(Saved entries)
+++++
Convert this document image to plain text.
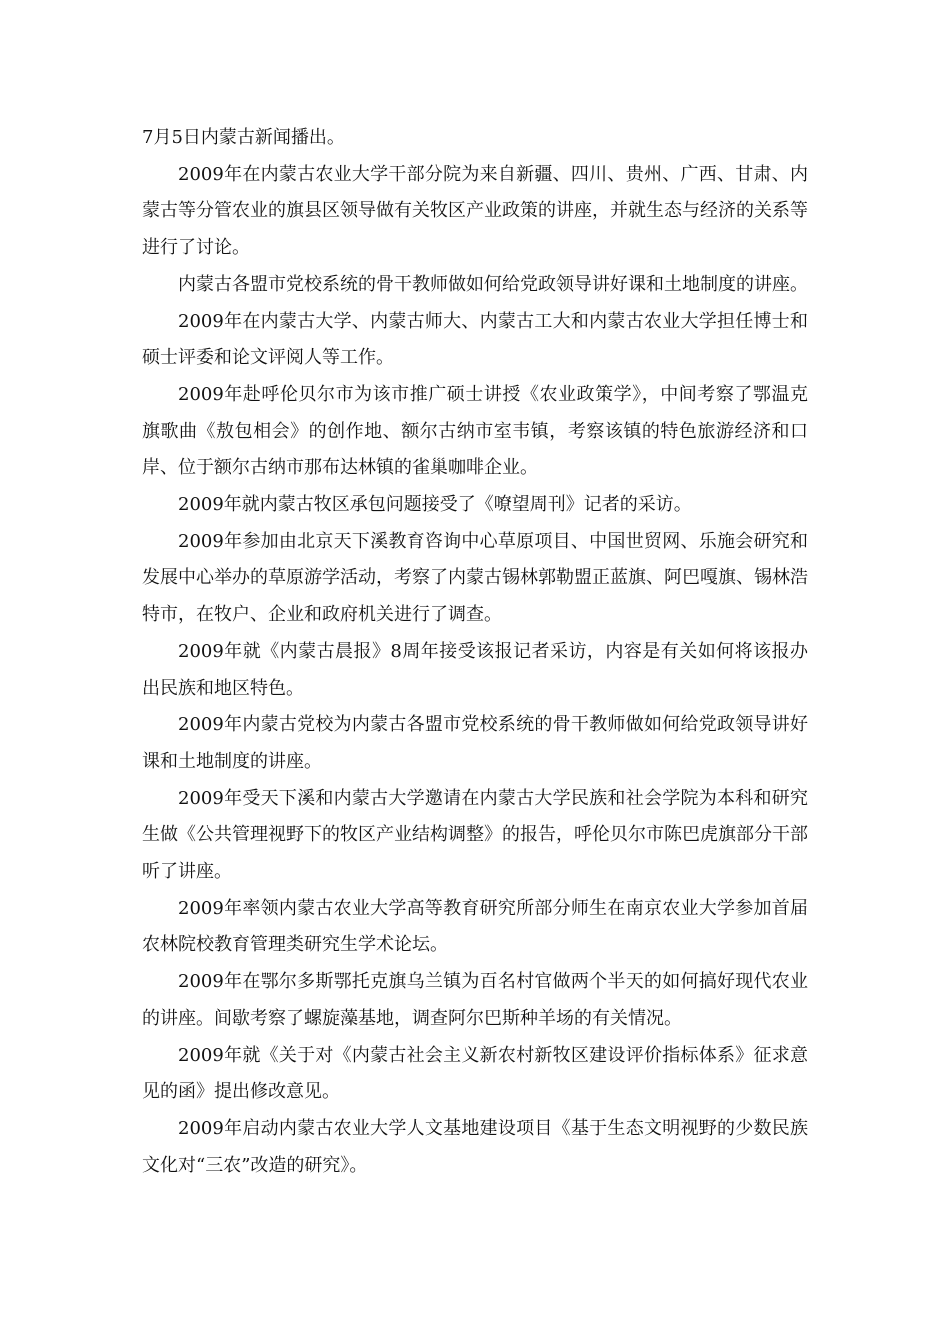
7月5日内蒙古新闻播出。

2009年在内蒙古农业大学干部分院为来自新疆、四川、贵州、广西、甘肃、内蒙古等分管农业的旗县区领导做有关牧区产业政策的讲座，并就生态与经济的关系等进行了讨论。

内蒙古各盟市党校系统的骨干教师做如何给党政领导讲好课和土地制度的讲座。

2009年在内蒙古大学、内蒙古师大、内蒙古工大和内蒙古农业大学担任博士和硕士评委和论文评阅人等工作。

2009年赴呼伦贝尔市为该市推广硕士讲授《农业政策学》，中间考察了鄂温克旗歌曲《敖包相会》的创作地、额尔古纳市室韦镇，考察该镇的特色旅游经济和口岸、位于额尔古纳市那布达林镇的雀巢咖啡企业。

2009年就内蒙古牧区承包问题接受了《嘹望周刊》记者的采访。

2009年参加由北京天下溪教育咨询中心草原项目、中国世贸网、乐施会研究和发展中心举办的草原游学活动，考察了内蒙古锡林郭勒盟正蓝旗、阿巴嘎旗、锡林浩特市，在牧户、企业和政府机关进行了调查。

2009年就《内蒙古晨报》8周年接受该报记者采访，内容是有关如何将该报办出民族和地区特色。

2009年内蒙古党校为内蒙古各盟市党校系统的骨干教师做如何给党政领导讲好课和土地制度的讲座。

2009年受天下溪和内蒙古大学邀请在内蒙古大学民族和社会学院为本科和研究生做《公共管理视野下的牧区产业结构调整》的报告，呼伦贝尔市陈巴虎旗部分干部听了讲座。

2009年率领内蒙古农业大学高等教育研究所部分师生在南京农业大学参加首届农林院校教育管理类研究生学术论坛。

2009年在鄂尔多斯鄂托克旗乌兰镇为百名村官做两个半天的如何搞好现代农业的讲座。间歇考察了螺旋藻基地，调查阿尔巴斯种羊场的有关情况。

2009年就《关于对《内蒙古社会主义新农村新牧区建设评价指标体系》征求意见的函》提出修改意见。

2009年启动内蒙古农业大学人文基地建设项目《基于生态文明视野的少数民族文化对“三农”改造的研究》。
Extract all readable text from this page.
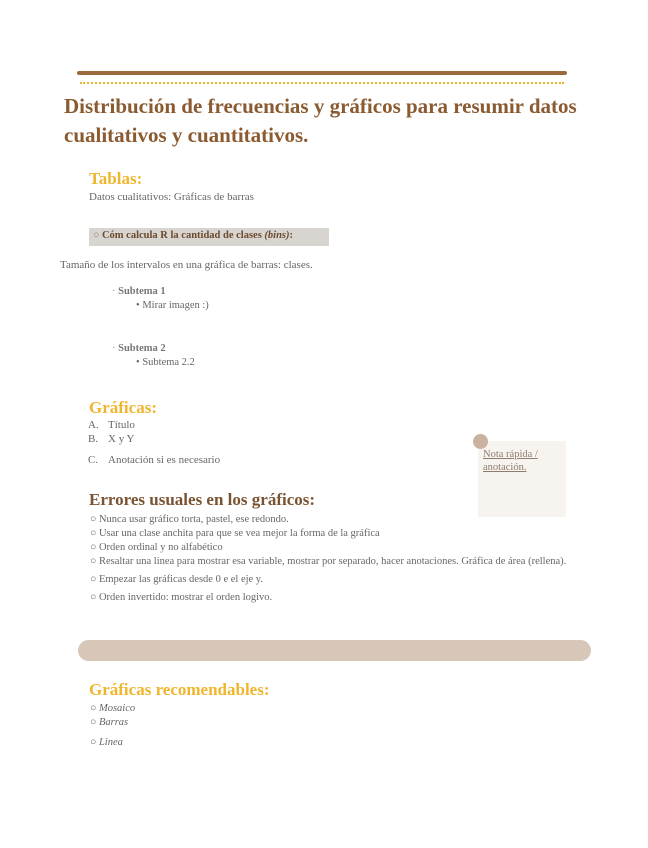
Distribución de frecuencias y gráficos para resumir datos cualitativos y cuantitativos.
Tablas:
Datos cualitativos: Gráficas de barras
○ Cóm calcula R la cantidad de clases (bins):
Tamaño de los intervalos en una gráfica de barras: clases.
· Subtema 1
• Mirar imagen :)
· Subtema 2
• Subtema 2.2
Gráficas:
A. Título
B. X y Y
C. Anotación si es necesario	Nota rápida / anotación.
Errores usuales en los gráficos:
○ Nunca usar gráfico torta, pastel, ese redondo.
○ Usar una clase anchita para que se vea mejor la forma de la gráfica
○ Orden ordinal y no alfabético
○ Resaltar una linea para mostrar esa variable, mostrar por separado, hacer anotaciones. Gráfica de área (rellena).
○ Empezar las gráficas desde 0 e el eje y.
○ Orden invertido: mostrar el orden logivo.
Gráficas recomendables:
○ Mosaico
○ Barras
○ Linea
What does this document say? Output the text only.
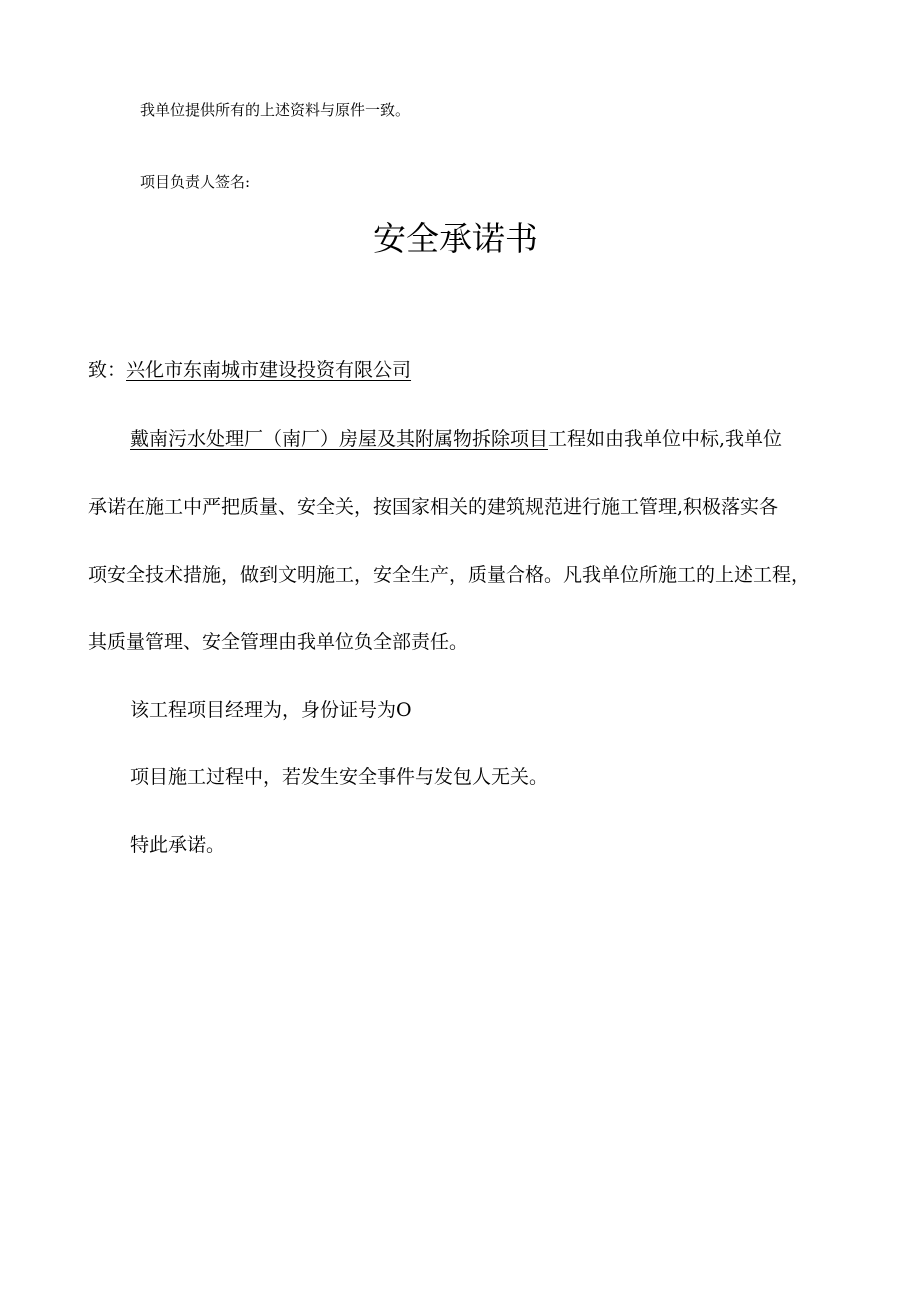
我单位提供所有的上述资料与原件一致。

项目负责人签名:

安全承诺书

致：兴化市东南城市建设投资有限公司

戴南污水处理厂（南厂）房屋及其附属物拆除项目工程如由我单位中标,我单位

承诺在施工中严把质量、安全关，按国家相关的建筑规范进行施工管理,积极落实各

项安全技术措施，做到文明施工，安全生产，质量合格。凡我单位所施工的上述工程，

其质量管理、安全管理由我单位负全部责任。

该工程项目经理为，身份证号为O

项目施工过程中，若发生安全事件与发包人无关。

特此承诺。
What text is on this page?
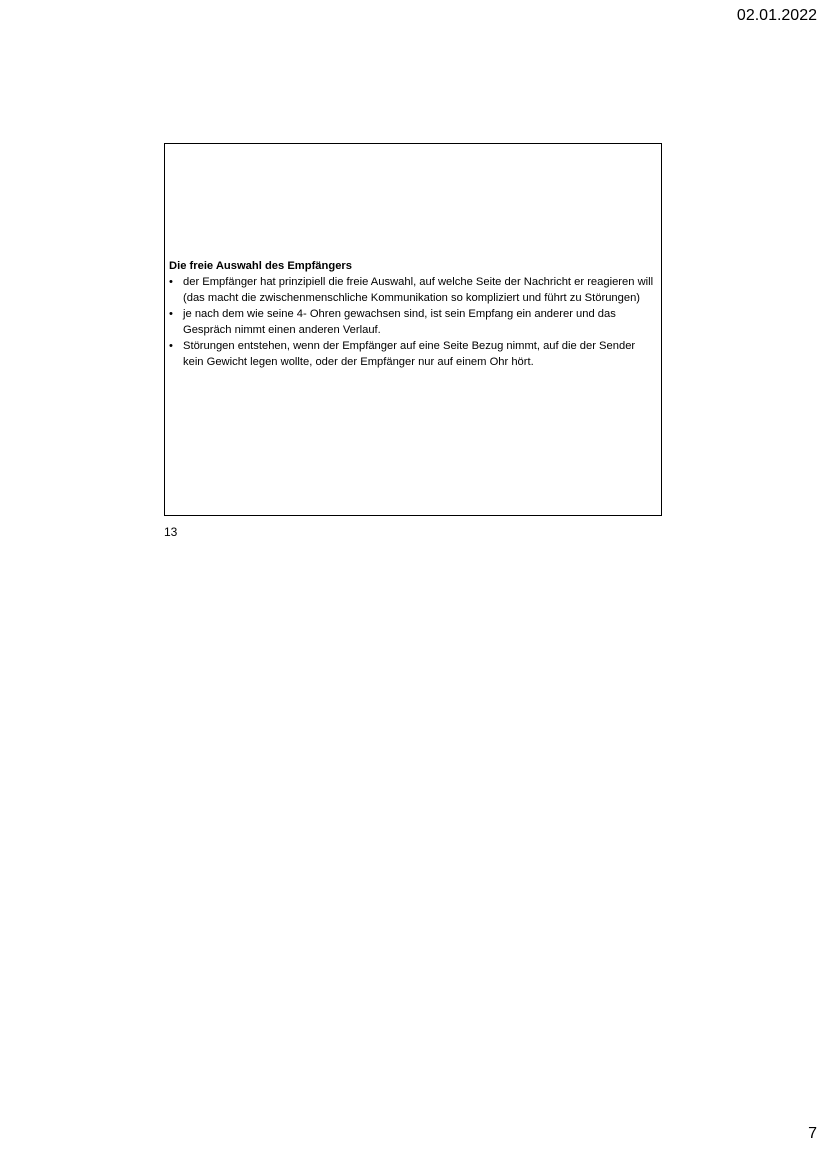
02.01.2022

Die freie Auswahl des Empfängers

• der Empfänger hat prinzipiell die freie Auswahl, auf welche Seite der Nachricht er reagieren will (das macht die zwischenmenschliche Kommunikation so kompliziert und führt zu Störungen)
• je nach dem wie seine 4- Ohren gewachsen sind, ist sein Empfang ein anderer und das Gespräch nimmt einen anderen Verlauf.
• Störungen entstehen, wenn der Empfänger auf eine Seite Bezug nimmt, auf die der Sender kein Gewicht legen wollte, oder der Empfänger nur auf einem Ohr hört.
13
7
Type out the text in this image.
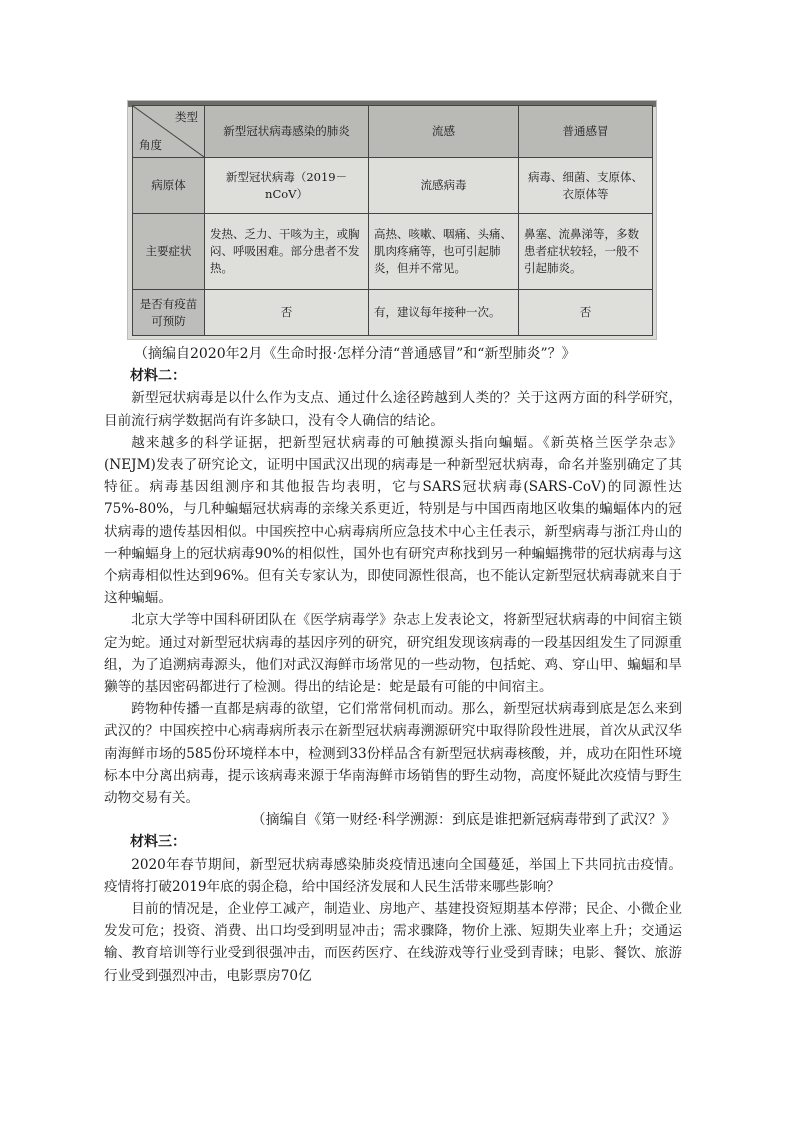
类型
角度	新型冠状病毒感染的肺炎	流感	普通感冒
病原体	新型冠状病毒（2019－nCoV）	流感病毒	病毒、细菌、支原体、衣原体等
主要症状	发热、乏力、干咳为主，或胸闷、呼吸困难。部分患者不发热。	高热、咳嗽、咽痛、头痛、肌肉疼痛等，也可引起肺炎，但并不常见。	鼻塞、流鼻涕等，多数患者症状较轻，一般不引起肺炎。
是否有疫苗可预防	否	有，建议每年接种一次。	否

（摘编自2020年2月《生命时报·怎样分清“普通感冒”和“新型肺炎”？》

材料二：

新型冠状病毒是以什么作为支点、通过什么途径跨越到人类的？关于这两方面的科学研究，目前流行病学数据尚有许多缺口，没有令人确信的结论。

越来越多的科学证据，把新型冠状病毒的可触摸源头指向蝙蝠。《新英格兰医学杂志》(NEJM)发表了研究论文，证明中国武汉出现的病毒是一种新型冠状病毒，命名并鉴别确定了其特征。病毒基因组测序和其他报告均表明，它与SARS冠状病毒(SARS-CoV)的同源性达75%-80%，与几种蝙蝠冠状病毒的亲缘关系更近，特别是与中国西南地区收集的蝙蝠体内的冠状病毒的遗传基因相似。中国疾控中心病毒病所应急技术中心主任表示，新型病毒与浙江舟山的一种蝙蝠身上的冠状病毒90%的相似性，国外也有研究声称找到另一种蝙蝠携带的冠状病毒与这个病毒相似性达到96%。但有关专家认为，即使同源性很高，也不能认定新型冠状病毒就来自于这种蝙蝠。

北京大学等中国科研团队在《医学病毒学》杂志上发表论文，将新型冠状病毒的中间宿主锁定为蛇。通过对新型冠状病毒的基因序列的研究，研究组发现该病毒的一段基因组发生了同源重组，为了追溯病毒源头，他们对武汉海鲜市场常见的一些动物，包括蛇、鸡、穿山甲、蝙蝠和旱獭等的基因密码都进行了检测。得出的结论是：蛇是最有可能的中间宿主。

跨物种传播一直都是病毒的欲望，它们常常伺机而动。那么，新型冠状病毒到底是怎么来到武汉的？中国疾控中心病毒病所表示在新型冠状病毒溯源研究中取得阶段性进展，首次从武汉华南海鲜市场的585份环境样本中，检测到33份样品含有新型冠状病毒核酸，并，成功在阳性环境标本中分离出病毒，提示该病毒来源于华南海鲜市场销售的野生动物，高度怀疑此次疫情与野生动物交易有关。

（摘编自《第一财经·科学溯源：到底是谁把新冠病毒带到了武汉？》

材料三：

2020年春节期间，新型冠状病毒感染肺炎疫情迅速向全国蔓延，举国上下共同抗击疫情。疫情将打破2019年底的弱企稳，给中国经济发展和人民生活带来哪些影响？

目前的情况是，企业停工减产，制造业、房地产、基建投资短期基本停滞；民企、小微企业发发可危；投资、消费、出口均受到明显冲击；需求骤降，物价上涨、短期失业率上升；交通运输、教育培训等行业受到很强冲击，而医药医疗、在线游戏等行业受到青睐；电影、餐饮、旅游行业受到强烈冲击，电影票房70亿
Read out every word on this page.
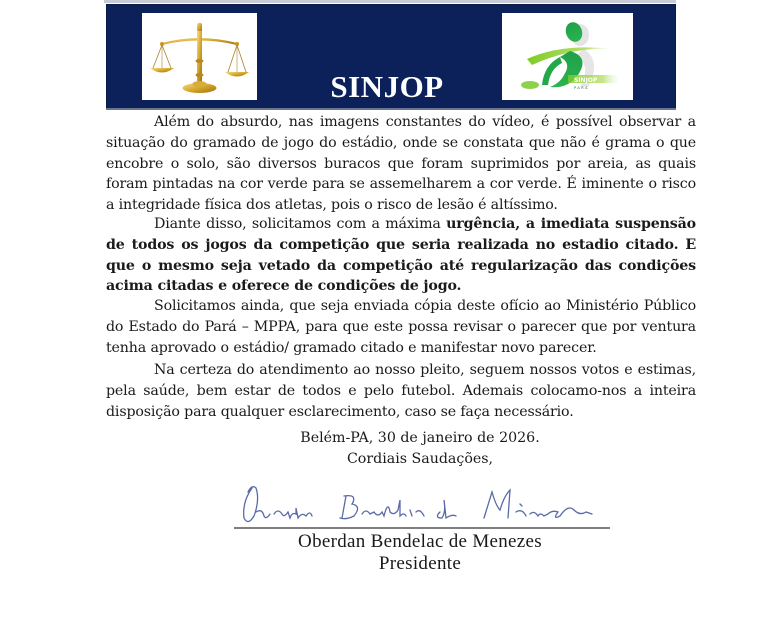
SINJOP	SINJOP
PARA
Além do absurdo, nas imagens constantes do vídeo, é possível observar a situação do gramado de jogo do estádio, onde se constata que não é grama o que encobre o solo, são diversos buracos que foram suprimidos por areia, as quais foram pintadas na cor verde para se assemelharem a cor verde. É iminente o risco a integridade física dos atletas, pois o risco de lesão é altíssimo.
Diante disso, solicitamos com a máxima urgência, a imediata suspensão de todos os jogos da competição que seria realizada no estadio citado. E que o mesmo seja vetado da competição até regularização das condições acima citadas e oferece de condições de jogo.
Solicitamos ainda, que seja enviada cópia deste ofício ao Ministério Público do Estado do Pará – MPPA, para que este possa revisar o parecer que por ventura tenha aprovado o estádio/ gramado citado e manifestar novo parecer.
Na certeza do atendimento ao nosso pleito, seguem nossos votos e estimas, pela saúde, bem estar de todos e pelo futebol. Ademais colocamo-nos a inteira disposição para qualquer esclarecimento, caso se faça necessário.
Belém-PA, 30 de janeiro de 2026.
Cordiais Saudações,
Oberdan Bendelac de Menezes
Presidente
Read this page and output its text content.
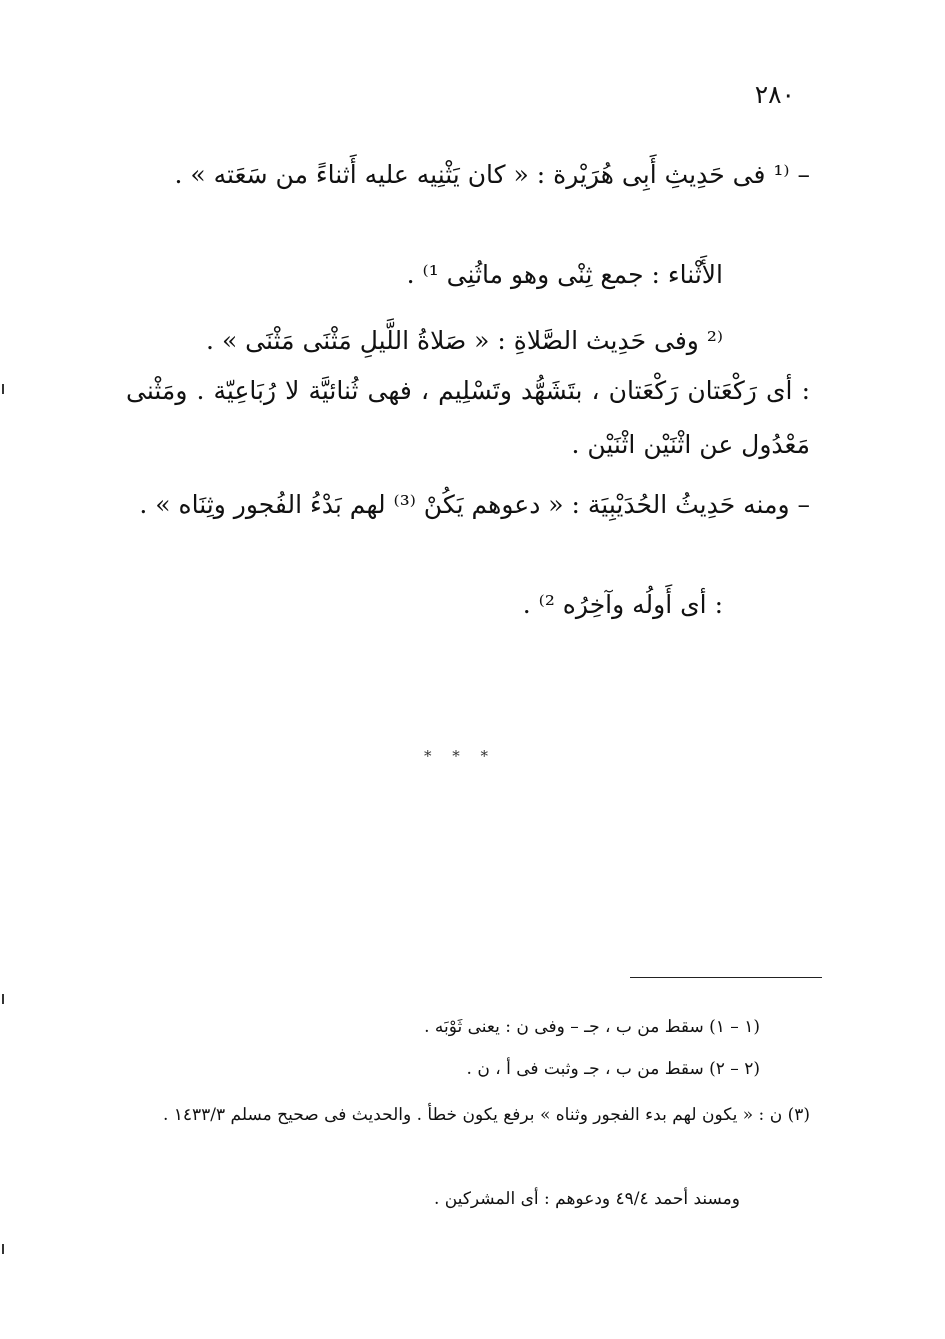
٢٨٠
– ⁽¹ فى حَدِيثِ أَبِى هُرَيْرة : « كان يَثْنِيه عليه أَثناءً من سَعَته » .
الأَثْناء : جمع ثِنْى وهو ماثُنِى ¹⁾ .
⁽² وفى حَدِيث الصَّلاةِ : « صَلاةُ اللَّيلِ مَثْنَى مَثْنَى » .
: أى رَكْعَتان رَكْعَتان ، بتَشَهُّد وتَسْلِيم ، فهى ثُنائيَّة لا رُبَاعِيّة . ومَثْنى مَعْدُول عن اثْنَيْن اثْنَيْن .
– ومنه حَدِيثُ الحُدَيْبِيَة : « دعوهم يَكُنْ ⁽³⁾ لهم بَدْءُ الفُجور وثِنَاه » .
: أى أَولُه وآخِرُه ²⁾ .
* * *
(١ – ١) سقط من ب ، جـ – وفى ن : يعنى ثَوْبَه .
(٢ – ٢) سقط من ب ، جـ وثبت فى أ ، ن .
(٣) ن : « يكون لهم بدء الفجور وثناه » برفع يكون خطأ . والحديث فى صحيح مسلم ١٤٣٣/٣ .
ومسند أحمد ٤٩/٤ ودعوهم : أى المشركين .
+++++
● **Short task**
Pick out the lines that contain "Seite" and copy them.

● **Written answer**
• der Empfänger hat prinzipiell die freie Auswahl, auf welche Seite der Nachricht er reagieren will (das macht die zwischenmenschliche Kommunikation so kompliziert und führt zu Störungen)
• Störungen entstehen, wenn der Empfänger auf eine Seite Bezug nimmt, auf die der Sender kein Gewicht legen wollte, oder der Empfänger nur auf einem Ohr hört.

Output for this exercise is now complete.